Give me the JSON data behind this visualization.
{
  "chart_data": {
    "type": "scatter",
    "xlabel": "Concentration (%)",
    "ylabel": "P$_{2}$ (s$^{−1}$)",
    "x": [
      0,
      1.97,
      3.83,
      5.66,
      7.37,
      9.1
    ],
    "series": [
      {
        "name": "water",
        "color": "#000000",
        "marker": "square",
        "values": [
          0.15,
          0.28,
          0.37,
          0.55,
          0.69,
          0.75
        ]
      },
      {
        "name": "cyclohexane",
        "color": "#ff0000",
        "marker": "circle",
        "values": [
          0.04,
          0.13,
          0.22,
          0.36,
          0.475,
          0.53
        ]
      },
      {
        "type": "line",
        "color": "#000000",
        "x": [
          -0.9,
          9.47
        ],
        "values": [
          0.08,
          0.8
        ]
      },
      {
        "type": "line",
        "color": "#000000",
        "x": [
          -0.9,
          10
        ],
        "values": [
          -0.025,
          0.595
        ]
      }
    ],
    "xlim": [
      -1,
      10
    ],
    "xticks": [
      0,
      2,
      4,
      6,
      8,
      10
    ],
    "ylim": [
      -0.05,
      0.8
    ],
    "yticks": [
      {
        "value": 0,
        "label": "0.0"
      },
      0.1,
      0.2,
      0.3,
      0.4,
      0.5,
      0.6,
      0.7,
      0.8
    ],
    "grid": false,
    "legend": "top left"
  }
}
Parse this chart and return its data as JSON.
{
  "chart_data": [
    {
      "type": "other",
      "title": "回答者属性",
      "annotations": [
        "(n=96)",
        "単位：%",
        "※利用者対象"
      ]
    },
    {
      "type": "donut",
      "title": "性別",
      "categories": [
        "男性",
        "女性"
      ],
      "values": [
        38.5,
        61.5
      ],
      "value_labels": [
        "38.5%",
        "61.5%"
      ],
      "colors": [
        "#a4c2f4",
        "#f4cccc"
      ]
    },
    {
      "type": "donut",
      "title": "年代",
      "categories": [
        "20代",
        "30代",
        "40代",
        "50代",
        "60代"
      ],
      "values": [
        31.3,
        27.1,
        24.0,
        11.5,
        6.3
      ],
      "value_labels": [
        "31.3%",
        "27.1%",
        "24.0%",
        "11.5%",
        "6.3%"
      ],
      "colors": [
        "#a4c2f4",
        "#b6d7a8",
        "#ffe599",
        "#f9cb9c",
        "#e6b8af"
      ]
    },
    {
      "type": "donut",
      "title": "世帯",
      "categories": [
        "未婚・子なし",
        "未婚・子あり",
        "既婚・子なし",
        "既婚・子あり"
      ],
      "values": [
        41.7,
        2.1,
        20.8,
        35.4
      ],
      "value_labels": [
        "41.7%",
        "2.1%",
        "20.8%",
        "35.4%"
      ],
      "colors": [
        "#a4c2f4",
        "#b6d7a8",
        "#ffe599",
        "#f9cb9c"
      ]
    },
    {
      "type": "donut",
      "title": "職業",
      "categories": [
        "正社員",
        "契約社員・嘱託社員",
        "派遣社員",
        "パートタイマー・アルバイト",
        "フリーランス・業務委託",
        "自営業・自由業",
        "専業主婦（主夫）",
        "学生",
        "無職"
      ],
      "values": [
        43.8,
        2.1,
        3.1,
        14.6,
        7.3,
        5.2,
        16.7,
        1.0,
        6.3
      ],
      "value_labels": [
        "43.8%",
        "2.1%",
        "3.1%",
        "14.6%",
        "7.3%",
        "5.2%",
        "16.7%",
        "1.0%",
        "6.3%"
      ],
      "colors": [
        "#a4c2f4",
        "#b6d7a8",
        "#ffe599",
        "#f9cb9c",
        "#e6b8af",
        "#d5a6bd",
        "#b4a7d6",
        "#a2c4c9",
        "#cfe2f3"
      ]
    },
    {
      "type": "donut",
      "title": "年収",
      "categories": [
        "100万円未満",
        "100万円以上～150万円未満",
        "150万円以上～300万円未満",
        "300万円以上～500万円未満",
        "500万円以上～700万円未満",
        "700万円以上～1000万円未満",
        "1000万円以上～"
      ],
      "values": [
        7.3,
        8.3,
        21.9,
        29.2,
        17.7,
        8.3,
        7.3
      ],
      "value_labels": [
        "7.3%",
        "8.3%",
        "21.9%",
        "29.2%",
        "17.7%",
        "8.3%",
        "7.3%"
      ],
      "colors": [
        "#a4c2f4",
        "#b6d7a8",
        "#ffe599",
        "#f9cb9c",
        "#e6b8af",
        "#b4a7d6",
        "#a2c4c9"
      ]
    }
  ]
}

* * *

**WHAT TO DO**
Print every entry exactly as written.

**ANSWER IN FULL**
Give me the JSON data behind this visualization.
{
  "chart_data": {
    "type": "scatter",
    "xlabel": "Concentration (%)",
    "ylabel": "P$_{2}$ (s$^{−1}$)",
    "x": [
      0,
      1.97,
      3.83,
      5.66,
      7.37,
      9.1
    ],
    "series": [
      {
        "name": "water",
        "color": "#000000",
        "marker": "square",
        "values": [
          0.15,
          0.28,
          0.37,
          0.55,
          0.69,
          0.75
        ]
      },
      {
        "name": "cyclohexane",
        "color": "#ff0000",
        "marker": "circle",
        "values": [
          0.04,
          0.13,
          0.22,
          0.36,
          0.475,
          0.53
        ]
      },
      {
        "type": "line",
        "color": "#000000",
        "x": [
          -0.9,
          9.47
        ],
        "values": [
          0.08,
          0.8
        ]
      },
      {
        "type": "line",
        "color": "#000000",
        "x": [
          -0.9,
          10
        ],
        "values": [
          -0.025,
          0.595
        ]
      }
    ],
    "xlim": [
      -1,
      10
    ],
    "xticks": [
      0,
      2,
      4,
      6,
      8,
      10
    ],
    "ylim": [
      -0.05,
      0.8
    ],
    "yticks": [
      {
        "value": 0,
        "label": "0.0"
      },
      0.1,
      0.2,
      0.3,
      0.4,
      0.5,
      0.6,
      0.7,
      0.8
    ],
    "grid": false,
    "legend": "top left"
  }
}
Parse this chart and return its data as JSON.
{
  "chart_data": [
    {
      "type": "other",
      "title": "回答者属性",
      "annotations": [
        "(n=96)",
        "単位：%",
        "※利用者対象"
      ]
    },
    {
      "type": "donut",
      "title": "性別",
      "categories": [
        "男性",
        "女性"
      ],
      "values": [
        38.5,
        61.5
      ],
      "value_labels": [
        "38.5%",
        "61.5%"
      ],
      "colors": [
        "#a4c2f4",
        "#f4cccc"
      ]
    },
    {
      "type": "donut",
      "title": "年代",
      "categories": [
        "20代",
        "30代",
        "40代",
        "50代",
        "60代"
      ],
      "values": [
        31.3,
        27.1,
        24.0,
        11.5,
        6.3
      ],
      "value_labels": [
        "31.3%",
        "27.1%",
        "24.0%",
        "11.5%",
        "6.3%"
      ],
      "colors": [
        "#a4c2f4",
        "#b6d7a8",
        "#ffe599",
        "#f9cb9c",
        "#e6b8af"
      ]
    },
    {
      "type": "donut",
      "title": "世帯",
      "categories": [
        "未婚・子なし",
        "未婚・子あり",
        "既婚・子なし",
        "既婚・子あり"
      ],
      "values": [
        41.7,
        2.1,
        20.8,
        35.4
      ],
      "value_labels": [
        "41.7%",
        "2.1%",
        "20.8%",
        "35.4%"
      ],
      "colors": [
        "#a4c2f4",
        "#b6d7a8",
        "#ffe599",
        "#f9cb9c"
      ]
    },
    {
      "type": "donut",
      "title": "職業",
      "categories": [
        "正社員",
        "契約社員・嘱託社員",
        "派遣社員",
        "パートタイマー・アルバイト",
        "フリーランス・業務委託",
        "自営業・自由業",
        "専業主婦（主夫）",
        "学生",
        "無職"
      ],
      "values": [
        43.8,
        2.1,
        3.1,
        14.6,
        7.3,
        5.2,
        16.7,
        1.0,
        6.3
      ],
      "value_labels": [
        "43.8%",
        "2.1%",
        "3.1%",
        "14.6%",
        "7.3%",
        "5.2%",
        "16.7%",
        "1.0%",
        "6.3%"
      ],
      "colors": [
        "#a4c2f4",
        "#b6d7a8",
        "#ffe599",
        "#f9cb9c",
        "#e6b8af",
        "#d5a6bd",
        "#b4a7d6",
        "#a2c4c9",
        "#cfe2f3"
      ]
    },
    {
      "type": "donut",
      "title": "年収",
      "categories": [
        "100万円未満",
        "100万円以上～150万円未満",
        "150万円以上～300万円未満",
        "300万円以上～500万円未満",
        "500万円以上～700万円未満",
        "700万円以上～1000万円未満",
        "1000万円以上～"
      ],
      "values": [
        7.3,
        8.3,
        21.9,
        29.2,
        17.7,
        8.3,
        7.3
      ],
      "value_labels": [
        "7.3%",
        "8.3%",
        "21.9%",
        "29.2%",
        "17.7%",
        "8.3%",
        "7.3%"
      ],
      "colors": [
        "#a4c2f4",
        "#b6d7a8",
        "#ffe599",
        "#f9cb9c",
        "#e6b8af",
        "#b4a7d6",
        "#a2c4c9"
      ]
    }
  ]
}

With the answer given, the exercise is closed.